- Material for this exercise
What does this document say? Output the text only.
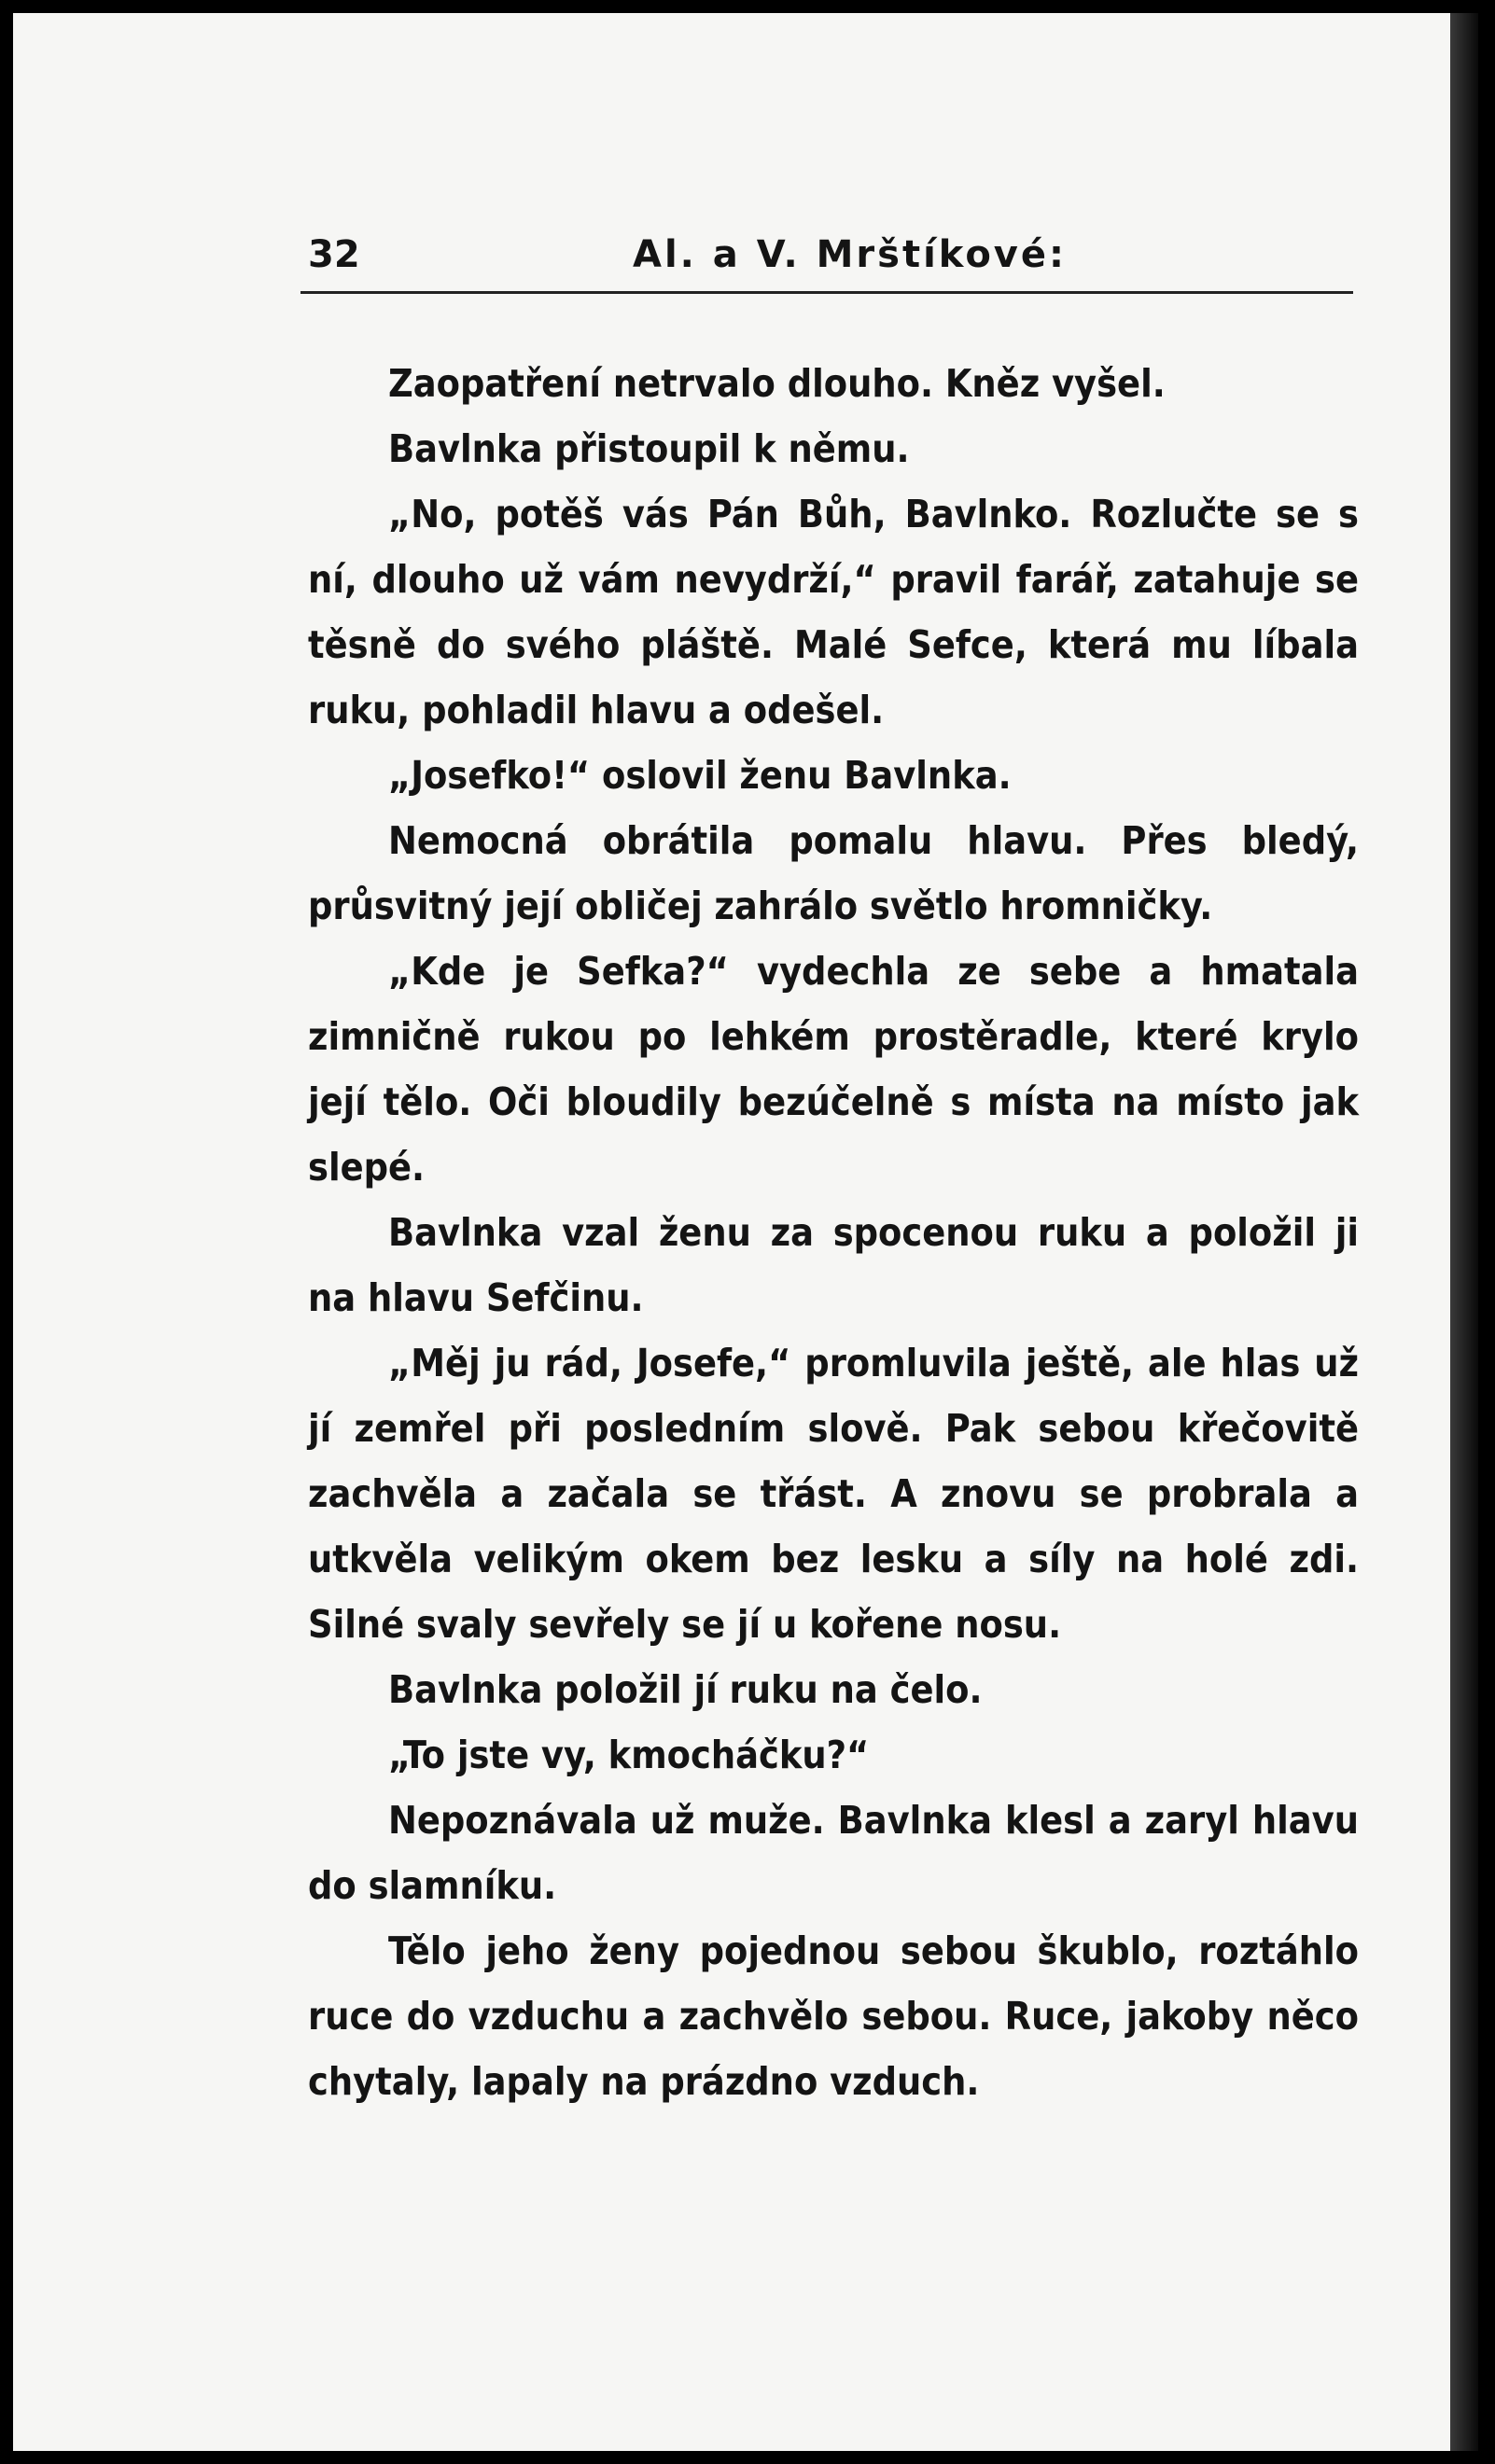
32	Al. a V. Mrštíkové:

Zaopatření netrvalo dlouho. Kněz vyšel.

Bavlnka přistoupil k němu.

„No, potěš vás Pán Bůh, Bavlnko. Rozlučte se s ní, dlouho už vám nevydrží,“ pravil farář, zatahuje se těsně do svého pláště. Malé Sefce, která mu líbala ruku, pohladil hlavu a odešel.

„Josefko!“ oslovil ženu Bavlnka.

Nemocná obrátila pomalu hlavu. Přes bledý, průsvitný její obličej zahrálo světlo hromničky.

„Kde je Sefka?“ vydechla ze sebe a hmatala zimničně rukou po lehkém prostěradle, které krylo její tělo. Oči bloudily bezúčelně s místa na místo jak slepé.

Bavlnka vzal ženu za spocenou ruku a položil ji na hlavu Sefčinu.

„Měj ju rád, Josefe,“ promluvila ještě, ale hlas už jí zemřel při posledním slově. Pak sebou křečovitě zachvěla a začala se třást. A znovu se probrala a utkvěla velikým okem bez lesku a síly na holé zdi. Silné svaly sevřely se jí u kořene nosu.

Bavlnka položil jí ruku na čelo.

„To jste vy, kmocháčku?“

Nepoznávala už muže. Bavlnka klesl a zaryl hlavu do slamníku.

Tělo jeho ženy pojednou sebou škublo, roztáhlo ruce do vzduchu a zachvělo sebou. Ruce, jakoby něco chytaly, lapaly na prázdno vzduch.
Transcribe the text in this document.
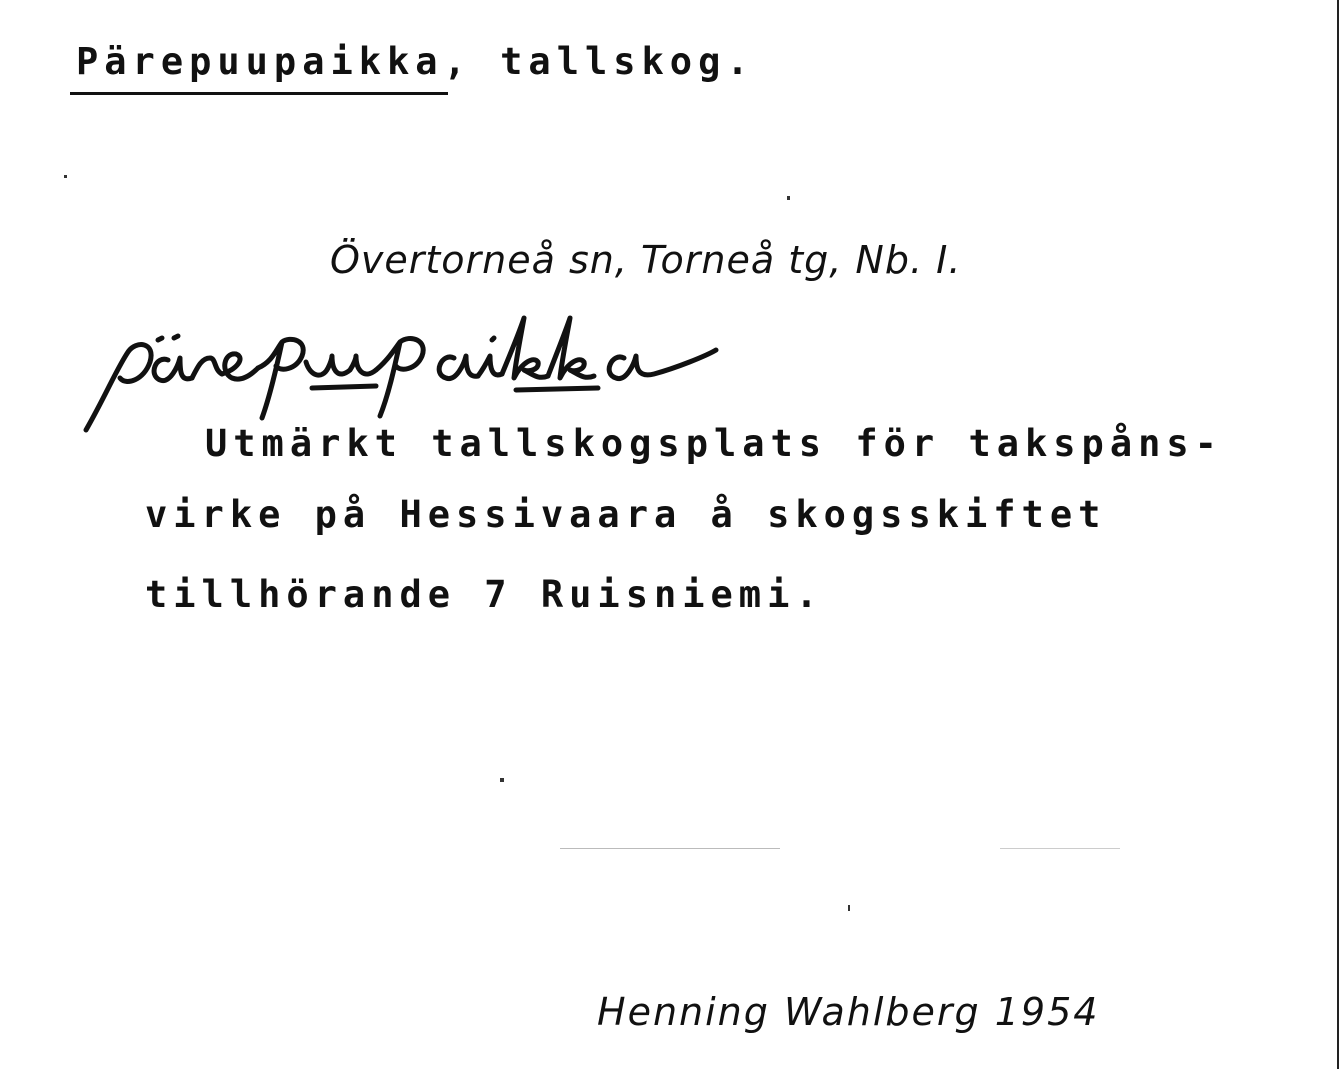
Pärepuupaikka
, tallskog.
Övertorneå sn, Torneå tg, Nb. I.
Utmärkt tallskogsplats för takspåns-
virke på Hessivaara å skogsskiftet
tillhörande 7 Ruisniemi.
Henning Wahlberg 1954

- The exercise
Return each line of the listing that holds the string "ruku".

- Finished task
„No, potěš vás Pán Bůh, Bavlnko. Rozlučte se s ní, dlouho už vám nevydrží,“ pravil farář, zatahuje se těsně do svého pláště. Malé Sefce, která mu líbala ruku, pohladil hlavu a odešel.
Bavlnka vzal ženu za spocenou ruku a položil ji na hlavu Sefčinu.
Bavlnka položil jí ruku na čelo.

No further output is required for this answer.